Teks Sumber:
-----
Sabtu, 04 Januari 2014

Tata Kelola Hutan Indonesia Melanggar Pasal 33 UUD 1945


Pasal 33 UUD 1945 ayat (3) sudah tegas mengatakan: “Bumi dan air dan kekayaan alam yang terkandung didalamnya dikuasai oleh negara dan dipergunakan untuk sebesar-besar kemakmuran rakyat.”
Seharusnya, prinsip tata-kelola hutan di Indonesia mengacu pada ketentuan pasal 33 UUD 1945 tersebut. Dengan prinsip ini, pengelolaan hutan seharusnya tidak membuka peluang bagi kepentingan swasta. Terlebih lagi, jika pengelolaan hutan itu ditujukan untuk memupuk keuntungan bagi perusahaan swasta.
Sayang, sejak orde baru hingga sekarang ini, prinsip tata-kelola hutan Indonesia makin menjauh dari semangat pasal 33 UUD 1945. Pada masa orde baru, prinsip pengelolaan hutan sangat mengabdi kepada kapital swasta. Orde baru mengobral perijinan pengelolaan hutan kepada pihak swasta, baik dalam bentuk Hak Guna Usaha (HGU) maupun Hutan Tanaman Industri (HTI).
-----
Catatan yang Disediakan:

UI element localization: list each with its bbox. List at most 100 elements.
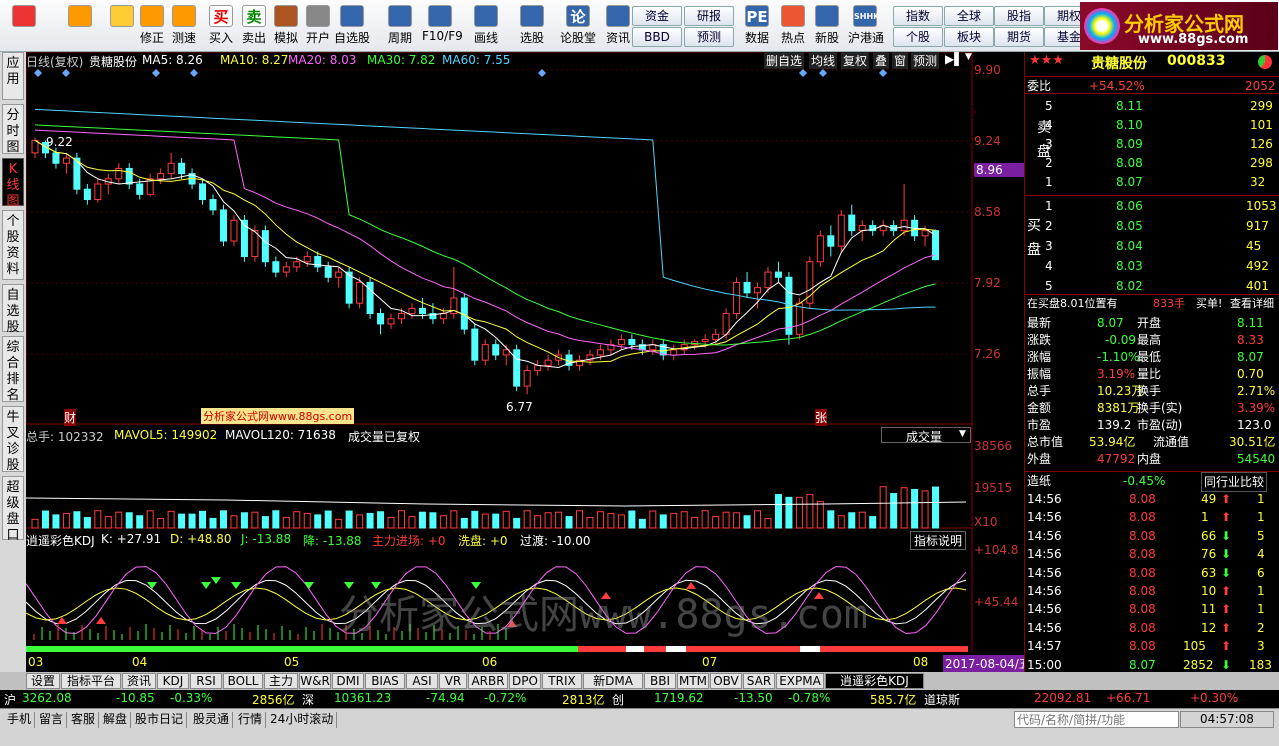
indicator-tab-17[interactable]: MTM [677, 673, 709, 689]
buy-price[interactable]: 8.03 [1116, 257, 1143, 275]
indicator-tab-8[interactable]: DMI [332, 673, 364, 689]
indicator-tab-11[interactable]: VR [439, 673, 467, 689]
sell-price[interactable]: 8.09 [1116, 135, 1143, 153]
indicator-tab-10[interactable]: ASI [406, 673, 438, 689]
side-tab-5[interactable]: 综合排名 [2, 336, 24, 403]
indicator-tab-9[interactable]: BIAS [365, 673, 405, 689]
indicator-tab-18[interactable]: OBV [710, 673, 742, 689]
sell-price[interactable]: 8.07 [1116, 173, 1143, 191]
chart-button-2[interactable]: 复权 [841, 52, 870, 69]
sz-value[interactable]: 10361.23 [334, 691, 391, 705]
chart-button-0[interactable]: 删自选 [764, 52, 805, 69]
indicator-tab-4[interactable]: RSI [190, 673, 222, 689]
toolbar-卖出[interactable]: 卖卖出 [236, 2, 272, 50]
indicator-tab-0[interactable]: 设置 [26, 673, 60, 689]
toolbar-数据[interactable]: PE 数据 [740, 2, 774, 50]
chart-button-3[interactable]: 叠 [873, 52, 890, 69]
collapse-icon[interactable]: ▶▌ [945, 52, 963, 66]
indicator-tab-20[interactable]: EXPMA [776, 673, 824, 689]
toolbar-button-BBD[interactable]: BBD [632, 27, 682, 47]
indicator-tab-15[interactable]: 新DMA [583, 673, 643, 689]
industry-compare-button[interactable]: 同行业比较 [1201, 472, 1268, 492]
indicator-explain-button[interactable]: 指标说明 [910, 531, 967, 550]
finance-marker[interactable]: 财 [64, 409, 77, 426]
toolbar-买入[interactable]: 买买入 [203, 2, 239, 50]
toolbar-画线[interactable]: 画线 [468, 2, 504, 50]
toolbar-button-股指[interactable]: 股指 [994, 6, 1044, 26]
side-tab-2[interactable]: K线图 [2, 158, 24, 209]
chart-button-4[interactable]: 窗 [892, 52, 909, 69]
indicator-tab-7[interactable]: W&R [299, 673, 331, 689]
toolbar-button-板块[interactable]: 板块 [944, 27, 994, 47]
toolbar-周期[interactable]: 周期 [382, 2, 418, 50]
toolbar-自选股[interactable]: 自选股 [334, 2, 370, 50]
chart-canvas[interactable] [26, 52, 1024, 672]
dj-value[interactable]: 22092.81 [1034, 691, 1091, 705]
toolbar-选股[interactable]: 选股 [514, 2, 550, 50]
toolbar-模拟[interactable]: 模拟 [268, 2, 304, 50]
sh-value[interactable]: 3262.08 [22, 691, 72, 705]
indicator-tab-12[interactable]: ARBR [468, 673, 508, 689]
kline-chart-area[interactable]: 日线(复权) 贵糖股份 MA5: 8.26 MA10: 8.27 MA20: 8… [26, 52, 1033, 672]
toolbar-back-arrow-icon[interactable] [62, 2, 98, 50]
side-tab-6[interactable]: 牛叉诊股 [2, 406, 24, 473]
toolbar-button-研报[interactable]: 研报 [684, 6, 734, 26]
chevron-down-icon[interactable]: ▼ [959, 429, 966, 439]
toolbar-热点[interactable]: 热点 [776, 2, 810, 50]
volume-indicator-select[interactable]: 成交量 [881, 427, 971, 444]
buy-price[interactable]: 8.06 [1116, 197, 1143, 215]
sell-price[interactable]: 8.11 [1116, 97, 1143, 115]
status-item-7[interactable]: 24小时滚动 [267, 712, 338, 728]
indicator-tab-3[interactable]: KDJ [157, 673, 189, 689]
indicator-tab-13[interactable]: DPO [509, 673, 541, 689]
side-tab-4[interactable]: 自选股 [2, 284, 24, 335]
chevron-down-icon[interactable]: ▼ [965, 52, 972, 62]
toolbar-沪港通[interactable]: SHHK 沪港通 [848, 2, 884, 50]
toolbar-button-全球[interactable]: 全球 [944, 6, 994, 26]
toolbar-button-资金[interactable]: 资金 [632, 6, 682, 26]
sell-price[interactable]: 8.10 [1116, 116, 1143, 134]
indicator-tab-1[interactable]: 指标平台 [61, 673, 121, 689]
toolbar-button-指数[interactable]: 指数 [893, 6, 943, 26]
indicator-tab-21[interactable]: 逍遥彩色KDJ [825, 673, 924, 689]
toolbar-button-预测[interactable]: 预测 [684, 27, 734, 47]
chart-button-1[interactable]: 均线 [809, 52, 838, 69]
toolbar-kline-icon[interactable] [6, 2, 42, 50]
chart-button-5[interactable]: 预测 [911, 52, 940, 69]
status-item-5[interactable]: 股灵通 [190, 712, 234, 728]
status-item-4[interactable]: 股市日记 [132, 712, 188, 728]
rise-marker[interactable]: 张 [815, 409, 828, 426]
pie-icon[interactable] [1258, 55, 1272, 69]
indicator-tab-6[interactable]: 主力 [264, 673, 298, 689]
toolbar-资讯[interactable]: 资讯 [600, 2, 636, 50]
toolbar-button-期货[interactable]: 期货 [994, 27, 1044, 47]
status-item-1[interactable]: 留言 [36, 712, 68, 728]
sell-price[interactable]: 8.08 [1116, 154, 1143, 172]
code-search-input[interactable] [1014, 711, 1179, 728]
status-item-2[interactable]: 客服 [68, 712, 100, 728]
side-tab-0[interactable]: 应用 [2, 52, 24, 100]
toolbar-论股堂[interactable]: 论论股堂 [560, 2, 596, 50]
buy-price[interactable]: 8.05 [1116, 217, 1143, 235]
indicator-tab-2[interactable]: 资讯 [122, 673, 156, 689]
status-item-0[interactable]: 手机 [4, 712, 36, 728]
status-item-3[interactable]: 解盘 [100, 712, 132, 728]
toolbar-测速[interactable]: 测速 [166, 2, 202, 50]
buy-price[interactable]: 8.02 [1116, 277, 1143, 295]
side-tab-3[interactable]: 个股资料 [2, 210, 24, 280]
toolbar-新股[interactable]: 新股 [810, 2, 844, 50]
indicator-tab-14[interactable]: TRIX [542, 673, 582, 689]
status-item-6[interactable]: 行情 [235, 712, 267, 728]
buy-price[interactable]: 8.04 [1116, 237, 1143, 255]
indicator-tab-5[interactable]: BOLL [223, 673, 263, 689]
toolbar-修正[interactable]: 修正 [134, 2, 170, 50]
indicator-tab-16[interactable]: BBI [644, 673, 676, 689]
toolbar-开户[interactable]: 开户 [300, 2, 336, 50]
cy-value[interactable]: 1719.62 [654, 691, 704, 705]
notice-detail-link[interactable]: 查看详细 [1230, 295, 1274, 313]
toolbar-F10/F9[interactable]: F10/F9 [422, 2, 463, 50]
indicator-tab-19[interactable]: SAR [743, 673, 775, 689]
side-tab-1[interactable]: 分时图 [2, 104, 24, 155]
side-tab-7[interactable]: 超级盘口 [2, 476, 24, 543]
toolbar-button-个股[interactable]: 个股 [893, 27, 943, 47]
-----
Ketentuan Tugas:
[a] Salin dengan tepat bagian teks tentang tata kelola hutan yang dibuka dengan kata-kata "Tata Kelola Hutan" dan ditutup dengan "bagi perusahaan swasta.".
[b] Tulis ulang paragraf dalam teks tentang tata kelola hutan yang dimulai dengan "Sayang, sejak orde baru" menjadi daftar poin singkat yang tetap memuat fakta-fakta utamanya.
Kerjakan semuanya hanya berdasarkan teks tentang tata kelola hutan, bukan catatan.

Hasil Pengerjaan:
[a]
Tata Kelola Hutan Indonesia Melanggar Pasal 33 UUD 1945


Pasal 33 UUD 1945 ayat (3) sudah tegas mengatakan: “Bumi dan air dan kekayaan alam yang terkandung didalamnya dikuasai oleh negara dan dipergunakan untuk sebesar-besar kemakmuran rakyat.”
Seharusnya, prinsip tata-kelola hutan di Indonesia mengacu pada ketentuan pasal 33 UUD 1945 tersebut. Dengan prinsip ini, pengelolaan hutan seharusnya tidak membuka peluang bagi kepentingan swasta. Terlebih lagi, jika pengelolaan hutan itu ditujukan untuk memupuk keuntungan bagi perusahaan swasta.

[b]
- Sejak orde baru hingga sekarang, prinsip tata kelola hutan Indonesia makin menjauh dari semangat Pasal 33 UUD 1945.
- Pada masa orde baru, pengelolaan hutan sangat mengabdi kepada kapital swasta.
- Orde baru mengobral perijinan pengelolaan hutan kepada pihak swasta, baik berupa Hak Guna Usaha (HGU) maupun Hutan Tanaman Industri (HTI).